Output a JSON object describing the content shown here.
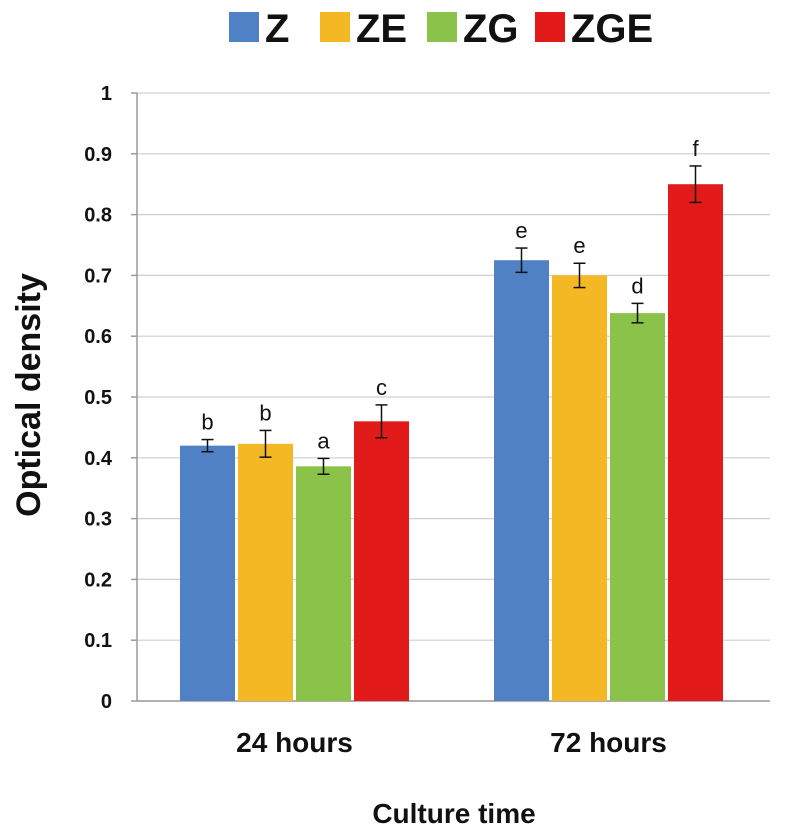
{
  "chart_data": {
    "type": "bar",
    "categories": [
      "24 hours",
      "72 hours"
    ],
    "series": [
      {
        "name": "Z",
        "color": "#4f81c4",
        "values": [
          0.42,
          0.725
        ],
        "errors": [
          0.01,
          0.02
        ],
        "labels": [
          "b",
          "e"
        ]
      },
      {
        "name": "ZE",
        "color": "#f3b823",
        "values": [
          0.423,
          0.7
        ],
        "errors": [
          0.022,
          0.02
        ],
        "labels": [
          "b",
          "e"
        ]
      },
      {
        "name": "ZG",
        "color": "#8ac24a",
        "values": [
          0.386,
          0.638
        ],
        "errors": [
          0.013,
          0.016
        ],
        "labels": [
          "a",
          "d"
        ]
      },
      {
        "name": "ZGE",
        "color": "#e21a1a",
        "values": [
          0.46,
          0.85
        ],
        "errors": [
          0.027,
          0.03
        ],
        "labels": [
          "c",
          "f"
        ]
      }
    ],
    "xlabel": "Culture time",
    "ylabel": "Optical density",
    "ylim": [
      0,
      1
    ],
    "yticks": [
      "0",
      "0.1",
      "0.2",
      "0.3",
      "0.4",
      "0.5",
      "0.6",
      "0.7",
      "0.8",
      "0.9",
      "1"
    ],
    "grid": true,
    "legend_position": "top"
  }
}
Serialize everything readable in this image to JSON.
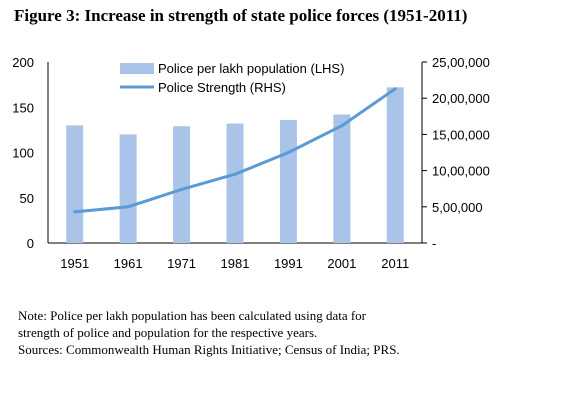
{
  "title": "Figure 3:  Increase in strength of state police forces (1951-2011)",
  "colors": {
    "bar": "#a9c4e8",
    "line": "#5b9bd5",
    "axis": "#000000"
  },
  "chart_data": {
    "type": "bar",
    "categories": [
      "1951",
      "1961",
      "1971",
      "1981",
      "1991",
      "2001",
      "2011"
    ],
    "series": [
      {
        "name": "Police per lakh population (LHS)",
        "type": "bar",
        "axis": "left",
        "values": [
          130,
          120,
          129,
          132,
          136,
          142,
          172
        ]
      },
      {
        "name": "Police Strength (RHS)",
        "type": "line",
        "axis": "right",
        "values": [
          430000,
          500000,
          740000,
          950000,
          1250000,
          1620000,
          2130000
        ]
      }
    ],
    "ylim_left": [
      0,
      200
    ],
    "yticks_left": [
      0,
      50,
      100,
      150,
      200
    ],
    "ylim_right": [
      0,
      2500000
    ],
    "yticks_right": [
      0,
      500000,
      1000000,
      1500000,
      2000000,
      2500000
    ],
    "yticklabels_right": [
      "-",
      "5,00,000",
      "10,00,000",
      "15,00,000",
      "20,00,000",
      "25,00,000"
    ],
    "grid": false,
    "legend_position": "top-left"
  },
  "note": {
    "line1": "Note: Police per lakh population has been calculated using data for",
    "line2": "strength of police and population for the respective years.",
    "line3": "Sources: Commonwealth Human Rights Initiative; Census of India; PRS."
  }
}
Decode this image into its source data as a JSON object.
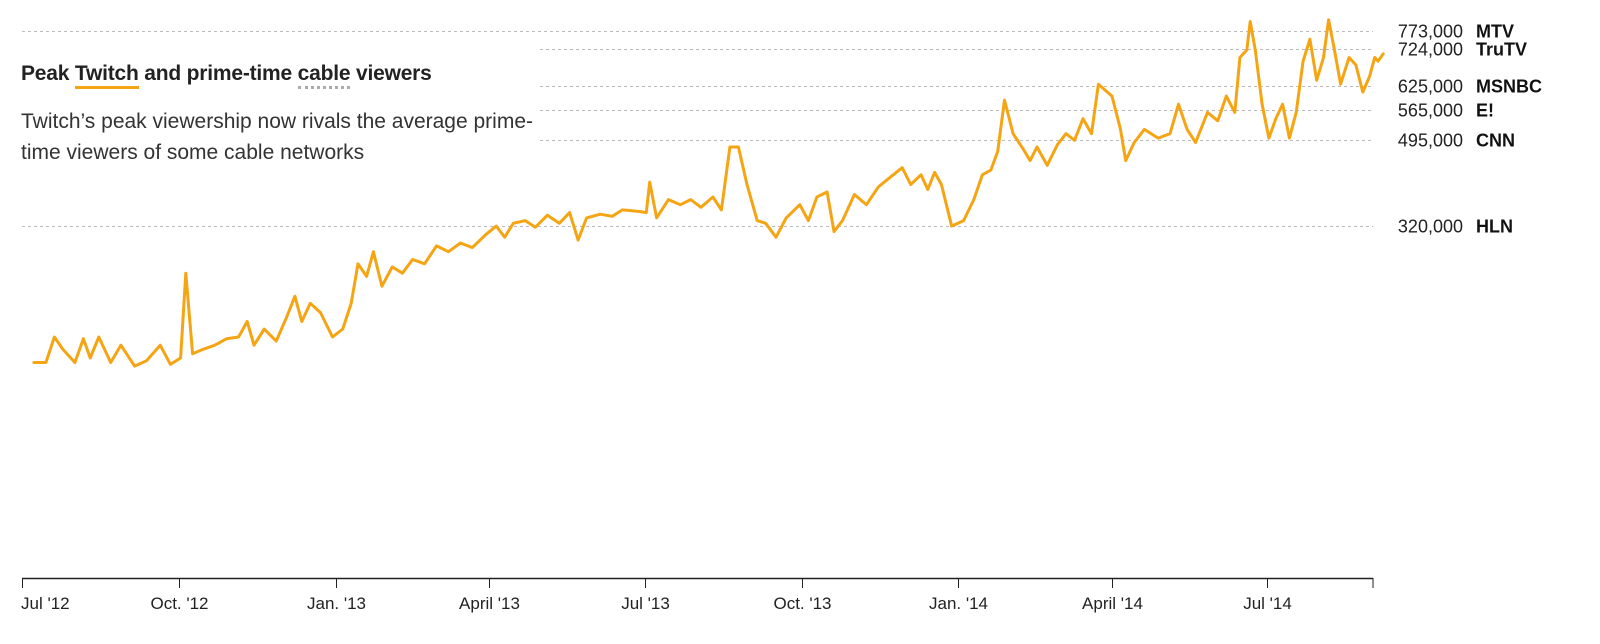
{
  "title": {
    "prefix": "Peak ",
    "highlight_twitch": "Twitch",
    "middle": " and prime-time ",
    "highlight_cable": "cable",
    "suffix": " viewers"
  },
  "subtitle": "Twitch’s peak viewership now rivals the average prime-time viewers of some cable networks",
  "colors": {
    "line": "#f5a514",
    "grid": "#bbbbbb",
    "axis": "#222222",
    "cable_underline": "#aaaaaa"
  },
  "chart_data": {
    "type": "line",
    "y_scale": "sqrt",
    "ylim": [
      0,
      800000
    ],
    "x_range": [
      "2012-07-01",
      "2014-09-01"
    ],
    "grid": "dotted horizontal at reference values",
    "x_ticks": [
      {
        "date": "2012-07-01",
        "label": "Jul '12"
      },
      {
        "date": "2012-10-01",
        "label": "Oct. '12"
      },
      {
        "date": "2013-01-01",
        "label": "Jan. '13"
      },
      {
        "date": "2013-04-01",
        "label": "April '13"
      },
      {
        "date": "2013-07-01",
        "label": "Jul '13"
      },
      {
        "date": "2013-10-01",
        "label": "Oct. '13"
      },
      {
        "date": "2014-01-01",
        "label": "Jan. '14"
      },
      {
        "date": "2014-04-01",
        "label": "April '14"
      },
      {
        "date": "2014-07-01",
        "label": "Jul '14"
      }
    ],
    "reference_lines": [
      {
        "value": 773000,
        "label": "773,000",
        "network": "MTV"
      },
      {
        "value": 724000,
        "label": "724,000",
        "network": "TruTV"
      },
      {
        "value": 625000,
        "label": "625,000",
        "network": "MSNBC"
      },
      {
        "value": 565000,
        "label": "565,000",
        "network": "E!"
      },
      {
        "value": 495000,
        "label": "495,000",
        "network": "CNN"
      },
      {
        "value": 320000,
        "label": "320,000",
        "network": "HLN"
      }
    ],
    "series": [
      {
        "points": [
          [
            "2012-07-08",
            120000
          ],
          [
            "2012-07-15",
            120000
          ],
          [
            "2012-07-20",
            150000
          ],
          [
            "2012-07-25",
            135000
          ],
          [
            "2012-08-01",
            120000
          ],
          [
            "2012-08-06",
            148000
          ],
          [
            "2012-08-10",
            125000
          ],
          [
            "2012-08-15",
            150000
          ],
          [
            "2012-08-22",
            120000
          ],
          [
            "2012-08-28",
            140000
          ],
          [
            "2012-09-05",
            116000
          ],
          [
            "2012-09-12",
            122000
          ],
          [
            "2012-09-20",
            140000
          ],
          [
            "2012-09-26",
            118000
          ],
          [
            "2012-10-02",
            125000
          ],
          [
            "2012-10-05",
            240000
          ],
          [
            "2012-10-09",
            130000
          ],
          [
            "2012-10-15",
            135000
          ],
          [
            "2012-10-22",
            140000
          ],
          [
            "2012-10-29",
            148000
          ],
          [
            "2012-11-05",
            150000
          ],
          [
            "2012-11-10",
            170000
          ],
          [
            "2012-11-14",
            140000
          ],
          [
            "2012-11-20",
            160000
          ],
          [
            "2012-11-27",
            145000
          ],
          [
            "2012-12-03",
            175000
          ],
          [
            "2012-12-08",
            205000
          ],
          [
            "2012-12-12",
            170000
          ],
          [
            "2012-12-17",
            195000
          ],
          [
            "2012-12-23",
            182000
          ],
          [
            "2012-12-30",
            150000
          ],
          [
            "2013-01-05",
            160000
          ],
          [
            "2013-01-10",
            195000
          ],
          [
            "2013-01-14",
            255000
          ],
          [
            "2013-01-19",
            235000
          ],
          [
            "2013-01-23",
            275000
          ],
          [
            "2013-01-28",
            220000
          ],
          [
            "2013-02-03",
            250000
          ],
          [
            "2013-02-09",
            240000
          ],
          [
            "2013-02-15",
            262000
          ],
          [
            "2013-02-22",
            255000
          ],
          [
            "2013-03-01",
            285000
          ],
          [
            "2013-03-08",
            275000
          ],
          [
            "2013-03-15",
            290000
          ],
          [
            "2013-03-22",
            282000
          ],
          [
            "2013-03-30",
            305000
          ],
          [
            "2013-04-05",
            320000
          ],
          [
            "2013-04-10",
            300000
          ],
          [
            "2013-04-15",
            325000
          ],
          [
            "2013-04-22",
            330000
          ],
          [
            "2013-04-28",
            318000
          ],
          [
            "2013-05-05",
            340000
          ],
          [
            "2013-05-12",
            325000
          ],
          [
            "2013-05-18",
            345000
          ],
          [
            "2013-05-23",
            295000
          ],
          [
            "2013-05-28",
            335000
          ],
          [
            "2013-06-05",
            342000
          ],
          [
            "2013-06-12",
            338000
          ],
          [
            "2013-06-18",
            350000
          ],
          [
            "2013-06-28",
            347000
          ],
          [
            "2013-07-02",
            345000
          ],
          [
            "2013-07-04",
            405000
          ],
          [
            "2013-07-08",
            335000
          ],
          [
            "2013-07-15",
            370000
          ],
          [
            "2013-07-22",
            360000
          ],
          [
            "2013-07-28",
            370000
          ],
          [
            "2013-08-03",
            355000
          ],
          [
            "2013-08-10",
            375000
          ],
          [
            "2013-08-15",
            350000
          ],
          [
            "2013-08-20",
            480000
          ],
          [
            "2013-08-25",
            480000
          ],
          [
            "2013-08-30",
            400000
          ],
          [
            "2013-09-05",
            330000
          ],
          [
            "2013-09-10",
            325000
          ],
          [
            "2013-09-16",
            300000
          ],
          [
            "2013-09-22",
            335000
          ],
          [
            "2013-09-30",
            360000
          ],
          [
            "2013-10-05",
            330000
          ],
          [
            "2013-10-10",
            375000
          ],
          [
            "2013-10-16",
            385000
          ],
          [
            "2013-10-20",
            310000
          ],
          [
            "2013-10-25",
            330000
          ],
          [
            "2013-11-01",
            380000
          ],
          [
            "2013-11-08",
            360000
          ],
          [
            "2013-11-15",
            395000
          ],
          [
            "2013-11-22",
            415000
          ],
          [
            "2013-11-29",
            435000
          ],
          [
            "2013-12-04",
            400000
          ],
          [
            "2013-12-10",
            420000
          ],
          [
            "2013-12-14",
            390000
          ],
          [
            "2013-12-18",
            425000
          ],
          [
            "2013-12-22",
            400000
          ],
          [
            "2013-12-28",
            320000
          ],
          [
            "2014-01-04",
            330000
          ],
          [
            "2014-01-10",
            370000
          ],
          [
            "2014-01-15",
            420000
          ],
          [
            "2014-01-20",
            430000
          ],
          [
            "2014-01-24",
            470000
          ],
          [
            "2014-01-28",
            590000
          ],
          [
            "2014-02-02",
            510000
          ],
          [
            "2014-02-08",
            475000
          ],
          [
            "2014-02-12",
            450000
          ],
          [
            "2014-02-16",
            480000
          ],
          [
            "2014-02-22",
            440000
          ],
          [
            "2014-02-28",
            485000
          ],
          [
            "2014-03-05",
            510000
          ],
          [
            "2014-03-10",
            495000
          ],
          [
            "2014-03-15",
            545000
          ],
          [
            "2014-03-20",
            510000
          ],
          [
            "2014-03-24",
            630000
          ],
          [
            "2014-04-01",
            600000
          ],
          [
            "2014-04-06",
            520000
          ],
          [
            "2014-04-09",
            450000
          ],
          [
            "2014-04-14",
            490000
          ],
          [
            "2014-04-20",
            520000
          ],
          [
            "2014-04-28",
            500000
          ],
          [
            "2014-05-05",
            510000
          ],
          [
            "2014-05-10",
            580000
          ],
          [
            "2014-05-15",
            520000
          ],
          [
            "2014-05-20",
            490000
          ],
          [
            "2014-05-27",
            560000
          ],
          [
            "2014-06-02",
            540000
          ],
          [
            "2014-06-07",
            600000
          ],
          [
            "2014-06-12",
            560000
          ],
          [
            "2014-06-15",
            700000
          ],
          [
            "2014-06-19",
            720000
          ],
          [
            "2014-06-21",
            800000
          ],
          [
            "2014-06-24",
            720000
          ],
          [
            "2014-06-28",
            580000
          ],
          [
            "2014-07-02",
            500000
          ],
          [
            "2014-07-06",
            545000
          ],
          [
            "2014-07-10",
            580000
          ],
          [
            "2014-07-14",
            500000
          ],
          [
            "2014-07-18",
            560000
          ],
          [
            "2014-07-22",
            690000
          ],
          [
            "2014-07-26",
            750000
          ],
          [
            "2014-07-30",
            640000
          ],
          [
            "2014-08-03",
            700000
          ],
          [
            "2014-08-06",
            805000
          ],
          [
            "2014-08-09",
            730000
          ],
          [
            "2014-08-13",
            630000
          ],
          [
            "2014-08-18",
            700000
          ],
          [
            "2014-08-22",
            680000
          ],
          [
            "2014-08-26",
            610000
          ],
          [
            "2014-08-30",
            650000
          ],
          [
            "2014-09-02",
            700000
          ],
          [
            "2014-09-04",
            690000
          ],
          [
            "2014-09-07",
            710000
          ]
        ]
      }
    ]
  }
}
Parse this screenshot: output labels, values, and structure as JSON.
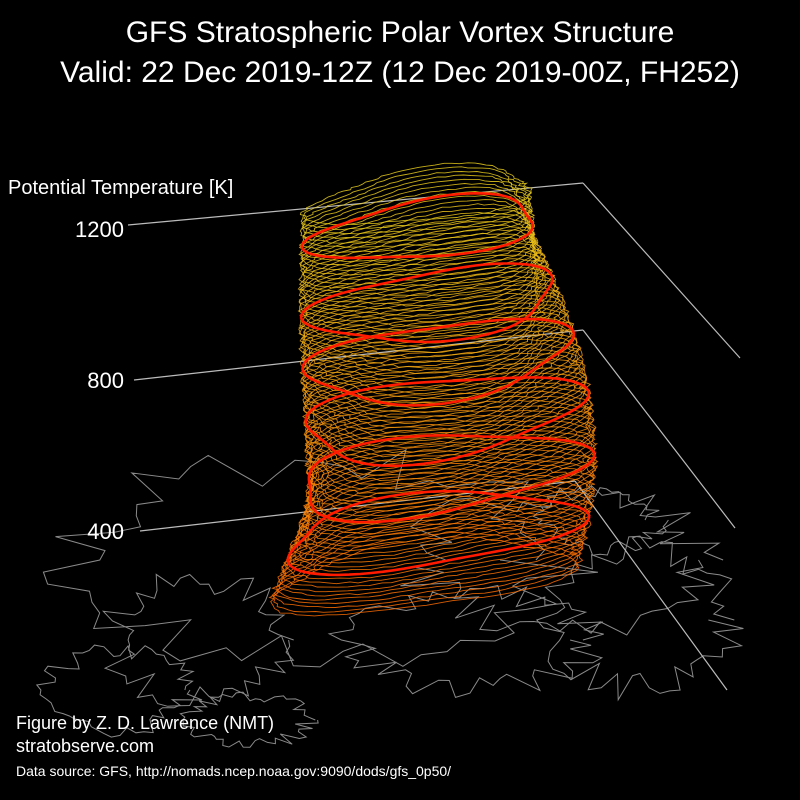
{
  "title_line1": "GFS Stratospheric Polar Vortex Structure",
  "title_line2": "Valid: 22 Dec 2019-12Z  (12 Dec 2019-00Z, FH252)",
  "credit_author": "Figure by Z. D. Lawrence (NMT)",
  "credit_site": "stratobserve.com",
  "data_source": "Data source: GFS, http://nomads.ncep.noaa.gov:9090/dods/gfs_0p50/",
  "colors": {
    "background": "#000000",
    "axis_lines": "#bbbbbb",
    "coastlines": "#8a8a8a",
    "highlight_contours": "#ff1a00",
    "low_level_contours": "#ff6a00",
    "high_level_contours": "#e6d21e"
  },
  "chart_data": {
    "type": "3d-contour-stack",
    "zlabel": "Potential Temperature [K]",
    "z_ticks": [
      400,
      800,
      1200
    ],
    "zlim": [
      250,
      1350
    ],
    "colorscale": "orange (low levels) to yellow (high levels)",
    "highlighted_levels": [
      400,
      550,
      700,
      850,
      1000,
      1200
    ]
  }
}
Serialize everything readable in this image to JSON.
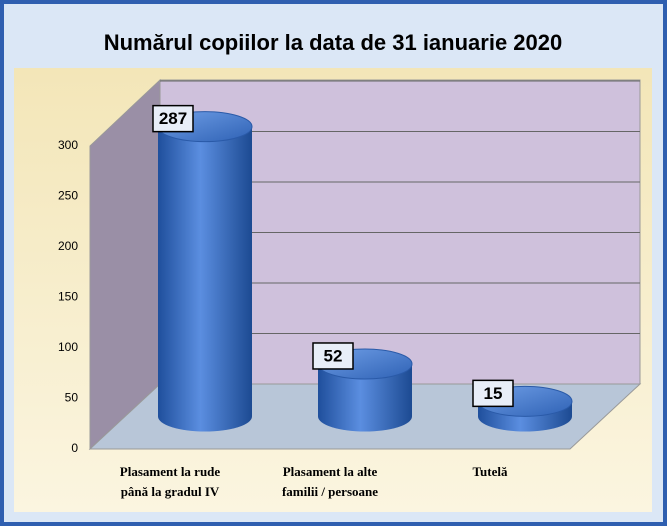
{
  "chart_data": {
    "type": "bar3d",
    "title": "Numărul copiilor la data de  31 ianuarie 2020",
    "categories": [
      "Plasament la rude\npână la gradul IV",
      "Plasament la alte\nfamilii / persoane",
      "Tutelă"
    ],
    "values": [
      287,
      52,
      15
    ],
    "color": "#3a6fc4",
    "ylim": [
      0,
      300
    ],
    "yticks": [
      0,
      50,
      100,
      150,
      200,
      250,
      300
    ],
    "grid": true
  }
}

- - - - -

- INSTRUCTIONS TO FOLLOW -
Count the lines of the listing above that include the word "time" and state the total with nothing else.

- THE RESULT -
3